▸ **Given task**
Return the items below unchanged, starting at the line containing "button[interactable]: 交易记录 xyxy=(18,696,185,785)" and ending at the line containing "staticText: i xyxy=(152,369,154,385)", with both of those lines included.

——

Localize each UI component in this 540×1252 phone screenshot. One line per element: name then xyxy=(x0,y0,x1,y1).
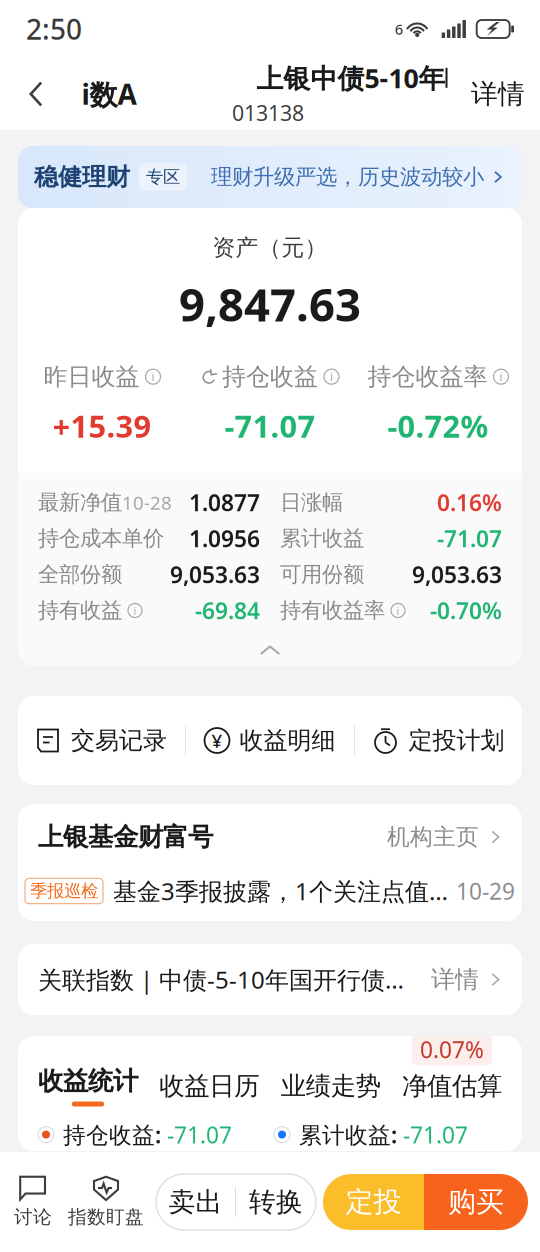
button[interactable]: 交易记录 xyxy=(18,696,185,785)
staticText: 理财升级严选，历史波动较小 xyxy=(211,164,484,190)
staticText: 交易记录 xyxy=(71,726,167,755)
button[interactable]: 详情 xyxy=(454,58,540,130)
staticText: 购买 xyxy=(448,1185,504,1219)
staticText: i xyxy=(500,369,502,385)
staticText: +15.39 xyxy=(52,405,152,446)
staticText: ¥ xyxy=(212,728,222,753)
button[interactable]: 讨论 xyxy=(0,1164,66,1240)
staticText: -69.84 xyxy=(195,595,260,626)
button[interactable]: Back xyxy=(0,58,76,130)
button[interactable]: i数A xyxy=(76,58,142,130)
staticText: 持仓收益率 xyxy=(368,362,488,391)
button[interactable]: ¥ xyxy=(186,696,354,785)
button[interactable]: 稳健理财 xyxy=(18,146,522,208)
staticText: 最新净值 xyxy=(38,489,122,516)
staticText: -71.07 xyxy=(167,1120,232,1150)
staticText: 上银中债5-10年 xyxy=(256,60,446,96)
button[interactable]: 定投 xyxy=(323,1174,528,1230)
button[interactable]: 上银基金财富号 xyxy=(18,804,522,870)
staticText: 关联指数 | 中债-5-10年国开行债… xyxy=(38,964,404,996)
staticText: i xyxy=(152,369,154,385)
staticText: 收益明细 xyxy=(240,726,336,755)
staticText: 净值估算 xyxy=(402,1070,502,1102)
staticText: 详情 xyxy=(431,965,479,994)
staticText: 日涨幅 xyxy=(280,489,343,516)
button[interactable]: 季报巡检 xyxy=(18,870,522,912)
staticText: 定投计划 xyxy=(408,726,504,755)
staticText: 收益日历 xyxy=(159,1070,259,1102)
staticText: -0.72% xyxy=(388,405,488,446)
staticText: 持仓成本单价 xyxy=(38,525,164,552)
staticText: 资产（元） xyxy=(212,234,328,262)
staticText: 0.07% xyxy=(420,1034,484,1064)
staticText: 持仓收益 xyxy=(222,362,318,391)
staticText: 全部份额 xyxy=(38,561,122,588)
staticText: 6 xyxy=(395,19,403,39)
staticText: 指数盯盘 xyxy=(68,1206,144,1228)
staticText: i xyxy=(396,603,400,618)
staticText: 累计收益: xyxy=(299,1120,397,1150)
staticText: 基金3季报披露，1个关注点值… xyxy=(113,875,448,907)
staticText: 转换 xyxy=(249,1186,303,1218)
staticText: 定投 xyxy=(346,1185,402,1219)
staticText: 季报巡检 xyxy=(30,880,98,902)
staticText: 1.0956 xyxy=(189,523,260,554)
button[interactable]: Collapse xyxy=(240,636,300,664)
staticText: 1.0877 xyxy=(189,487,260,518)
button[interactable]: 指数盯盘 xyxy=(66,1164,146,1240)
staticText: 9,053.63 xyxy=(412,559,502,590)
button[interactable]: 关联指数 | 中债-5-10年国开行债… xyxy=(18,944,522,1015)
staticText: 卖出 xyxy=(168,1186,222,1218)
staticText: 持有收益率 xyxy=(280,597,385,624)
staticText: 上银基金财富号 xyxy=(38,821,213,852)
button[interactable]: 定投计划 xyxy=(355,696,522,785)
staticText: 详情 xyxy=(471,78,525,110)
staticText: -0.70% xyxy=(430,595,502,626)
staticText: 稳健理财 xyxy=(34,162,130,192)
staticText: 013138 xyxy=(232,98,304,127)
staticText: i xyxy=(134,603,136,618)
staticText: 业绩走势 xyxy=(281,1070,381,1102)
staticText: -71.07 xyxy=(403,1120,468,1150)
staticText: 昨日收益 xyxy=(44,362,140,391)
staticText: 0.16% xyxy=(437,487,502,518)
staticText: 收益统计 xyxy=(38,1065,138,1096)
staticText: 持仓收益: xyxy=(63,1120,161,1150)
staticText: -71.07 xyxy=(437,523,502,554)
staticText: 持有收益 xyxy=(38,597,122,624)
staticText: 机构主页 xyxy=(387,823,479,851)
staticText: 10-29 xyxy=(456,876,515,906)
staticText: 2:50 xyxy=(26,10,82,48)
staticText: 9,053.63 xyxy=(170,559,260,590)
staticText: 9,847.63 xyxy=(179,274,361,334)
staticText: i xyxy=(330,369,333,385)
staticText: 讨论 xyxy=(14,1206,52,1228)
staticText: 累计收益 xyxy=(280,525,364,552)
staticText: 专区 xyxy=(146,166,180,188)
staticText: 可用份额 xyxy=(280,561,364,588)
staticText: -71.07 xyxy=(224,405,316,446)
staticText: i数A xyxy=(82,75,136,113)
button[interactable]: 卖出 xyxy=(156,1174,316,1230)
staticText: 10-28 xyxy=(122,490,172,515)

——

▸ **Written solution**
button[interactable]: 交易记录 xyxy=(18,696,185,785)
staticText: 理财升级严选，历史波动较小 xyxy=(211,164,484,190)
staticText: 交易记录 xyxy=(71,726,167,755)
button[interactable]: 详情 xyxy=(454,58,540,130)
staticText: 购买 xyxy=(448,1185,504,1219)
staticText: i xyxy=(500,369,502,385)
staticText: +15.39 xyxy=(52,405,152,446)
staticText: ¥ xyxy=(212,728,222,753)
button[interactable]: 讨论 xyxy=(0,1164,66,1240)
staticText: -69.84 xyxy=(195,595,260,626)
button[interactable]: Back xyxy=(0,58,76,130)
button[interactable]: i数A xyxy=(76,58,142,130)
staticText: 持仓收益率 xyxy=(368,362,488,391)
button[interactable]: ¥ xyxy=(186,696,354,785)
button[interactable]: 稳健理财 xyxy=(18,146,522,208)
staticText: 最新净值 xyxy=(38,489,122,516)
staticText: -71.07 xyxy=(167,1120,232,1150)
staticText: 上银中债5-10年 xyxy=(256,60,446,96)
button[interactable]: 定投 xyxy=(323,1174,528,1230)
button[interactable]: 上银基金财富号 xyxy=(18,804,522,870)
staticText: 关联指数 | 中债-5-10年国开行债… xyxy=(38,964,404,996)
staticText: i xyxy=(152,369,154,385)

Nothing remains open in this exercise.